(Tâche 1) Relevez tous les termes que le texte sur la curiosité et l'oppression emploie pour désigner le prénom porté avant la transition.

La curieuse oppression

Beaucoup de personnes ont tendance à justifier et tourner des oppressions en passant par l'excuse de la curiosité.

Les exemples et les détails que je donne concernent ici des échanges individuels entre deux personnes, dans tous les cas il n'est pas question de prendre un parti ou d'antagoniser la personne qui se montre curieuse, mais surtout de pouvoir analyser et exprimer les échanges dans ce qu'ils peuvent comporter comme oppressions. Par souci d'anonymat, je ne donnerai aucune description précise qui permettrait d'identifier des personnes ou des événements.

Je suis une femme trans, et cela fait maintenant quelques années que j'ai entamé ma transition. Et à ce titre, j'ai pu vivre certaines expériences de questionnements de la part de personne cis qui étaient présentées comme « de petites curiosités ».

Mes expériences

Les demandes sur mon morinom

Une des questions qui revient le plus souvent de la part des personnes ne nous connaissant pas avant transition, et découvrant notre identité de genre, c'est de nous demander notre « prénom d'avant » (qu'on appelle deadname ou morinom). Il faut comprendre que ce n'est pas juste mal placé, la dernière personne qui m'a posé la question, c'était une infirmière qui « voulait juste savoir si j'avais la tête de mon prénom d'avant », c'est extrêmement gênant, j'ai vécu ça comme une violence, et je ne suis pas la seule à le vivre ainsi.

D'une part, parce que cela n'apporte rien, mais également parce que nos identités sociales sont celles que l'on donne. Nos identités ne sont pas des noms de scènes, ce que j'ai pu entendre comme analogie dévalorisantes, ce sont nos identités, notre autodétermination. C'est qui nous sommes. Demander nos morinoms, c'est laisser supposer que ça aurait un quelconque intérêt, lors même que ce n'est pas pertinent. Si nous le vivons comme des violences, c'est parce que c'est un refus de légitimer cette identité.

« Et sinon, t'es opérée ? »

Cela vous arriverait-il de demander à une personne que vous connaissez à peine si elle a des hémorroïdes ? Même sur un site de rencontres la question ne vous regarde pas. J'y ai pourtant droit systématiquement, alors qu'on ne sait même pas encore si on va se voir. C'est même d'ailleurs souvent dans les cinq premières minutes de conversation que la question tombe. Je sais bien que ces applications sont tournées comme un accès à des relations physiques, et que l'on ne cherche pas à forcément s'écrire des romans, mais il faut comprendre qu'essentialiser et conditionner une personne à des attributs génitaux, est problématique.

Comment ne pas se sentir totalement déshumanisée ? Face à de telles questions je me sens souvent réduite à ce qui se trouverait sous mon bas-ventre. Je précise qu'on ne parle pas ici de préférences ou de critères par rapport à soi, mais bien de jugements comportementaux relationnels ou intimes associés à telle ou telle caractéristique physique.

La plupart du temps d'ailleurs, cette tournure sous forme curieuse, revient souvent si je n'y répond pas directement, une simple curiosité, mais qui semble quand même bien cruciale, sans oser le dire directement.

(Tâche 2) Dans les enregistrements, recopiez les lignes qui vont du début jusqu'à celle qui contient « club-field [92,287,661,305] », toutes deux incluses, en substituant « Schlussreinigung » à « Endreinigung » et en laissant tout le reste tel quel.

(Entrées de données recueillies)
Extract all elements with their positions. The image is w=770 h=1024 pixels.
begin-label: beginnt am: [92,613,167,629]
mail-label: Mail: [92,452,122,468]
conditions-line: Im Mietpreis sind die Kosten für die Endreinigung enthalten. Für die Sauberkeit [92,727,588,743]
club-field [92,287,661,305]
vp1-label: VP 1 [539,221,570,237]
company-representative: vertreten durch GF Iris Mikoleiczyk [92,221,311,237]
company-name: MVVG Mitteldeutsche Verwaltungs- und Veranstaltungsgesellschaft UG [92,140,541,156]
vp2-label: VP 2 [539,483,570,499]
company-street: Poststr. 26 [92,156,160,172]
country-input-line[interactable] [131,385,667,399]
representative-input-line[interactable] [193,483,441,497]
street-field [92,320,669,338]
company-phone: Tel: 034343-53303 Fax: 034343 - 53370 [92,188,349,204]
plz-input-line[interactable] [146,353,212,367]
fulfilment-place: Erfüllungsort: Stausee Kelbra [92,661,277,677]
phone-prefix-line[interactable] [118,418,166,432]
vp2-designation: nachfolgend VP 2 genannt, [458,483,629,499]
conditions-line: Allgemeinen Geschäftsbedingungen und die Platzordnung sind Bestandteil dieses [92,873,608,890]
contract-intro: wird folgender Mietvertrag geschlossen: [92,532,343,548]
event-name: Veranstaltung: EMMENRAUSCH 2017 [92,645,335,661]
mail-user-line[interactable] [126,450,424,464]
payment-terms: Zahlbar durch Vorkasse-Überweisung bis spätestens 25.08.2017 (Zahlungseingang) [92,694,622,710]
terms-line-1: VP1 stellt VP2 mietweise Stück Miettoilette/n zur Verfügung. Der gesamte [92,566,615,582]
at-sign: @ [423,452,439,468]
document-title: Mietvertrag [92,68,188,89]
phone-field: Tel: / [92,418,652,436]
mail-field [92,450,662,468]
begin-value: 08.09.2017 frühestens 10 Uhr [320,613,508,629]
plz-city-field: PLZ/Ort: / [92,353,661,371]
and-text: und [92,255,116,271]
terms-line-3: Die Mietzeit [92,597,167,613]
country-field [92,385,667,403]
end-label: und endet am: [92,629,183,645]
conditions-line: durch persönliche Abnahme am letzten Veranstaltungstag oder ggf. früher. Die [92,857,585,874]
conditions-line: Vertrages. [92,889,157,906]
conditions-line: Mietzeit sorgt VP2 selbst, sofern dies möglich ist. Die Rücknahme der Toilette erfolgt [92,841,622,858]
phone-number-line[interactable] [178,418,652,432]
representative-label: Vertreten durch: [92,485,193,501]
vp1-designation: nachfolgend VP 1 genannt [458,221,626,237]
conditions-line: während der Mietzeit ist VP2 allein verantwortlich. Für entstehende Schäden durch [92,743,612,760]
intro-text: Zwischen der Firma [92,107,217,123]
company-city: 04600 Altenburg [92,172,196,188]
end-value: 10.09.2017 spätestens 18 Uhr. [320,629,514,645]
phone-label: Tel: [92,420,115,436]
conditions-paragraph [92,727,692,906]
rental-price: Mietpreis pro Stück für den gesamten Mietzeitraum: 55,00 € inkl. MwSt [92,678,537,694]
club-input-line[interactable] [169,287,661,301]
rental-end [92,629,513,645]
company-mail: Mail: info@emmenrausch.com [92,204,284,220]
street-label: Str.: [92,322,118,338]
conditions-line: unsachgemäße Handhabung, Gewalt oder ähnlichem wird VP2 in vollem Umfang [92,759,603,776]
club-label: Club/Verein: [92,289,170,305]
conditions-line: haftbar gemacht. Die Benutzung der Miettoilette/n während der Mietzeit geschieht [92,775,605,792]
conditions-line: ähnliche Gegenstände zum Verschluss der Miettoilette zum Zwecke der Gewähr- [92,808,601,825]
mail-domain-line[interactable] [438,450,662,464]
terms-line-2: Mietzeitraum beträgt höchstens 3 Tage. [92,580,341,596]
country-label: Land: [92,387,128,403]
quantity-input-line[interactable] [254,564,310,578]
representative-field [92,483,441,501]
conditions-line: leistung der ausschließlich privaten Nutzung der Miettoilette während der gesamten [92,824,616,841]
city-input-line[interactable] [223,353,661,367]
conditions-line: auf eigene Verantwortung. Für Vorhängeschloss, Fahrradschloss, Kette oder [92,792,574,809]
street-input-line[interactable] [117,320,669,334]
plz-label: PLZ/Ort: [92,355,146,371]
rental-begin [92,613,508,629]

(Réponse complète 1) « prénom d'avant », deadname, morinom

(Réponse complète 2)
Extract all elements with their positions. The image is w=770 h=1024 pixels.
begin-label: beginnt am: [92,613,167,629]
mail-label: Mail: [92,452,122,468]
conditions-line: Im Mietpreis sind die Kosten für die Schlussreinigung enthalten. Für die Sauberkeit [92,727,588,743]
club-field [92,287,661,305]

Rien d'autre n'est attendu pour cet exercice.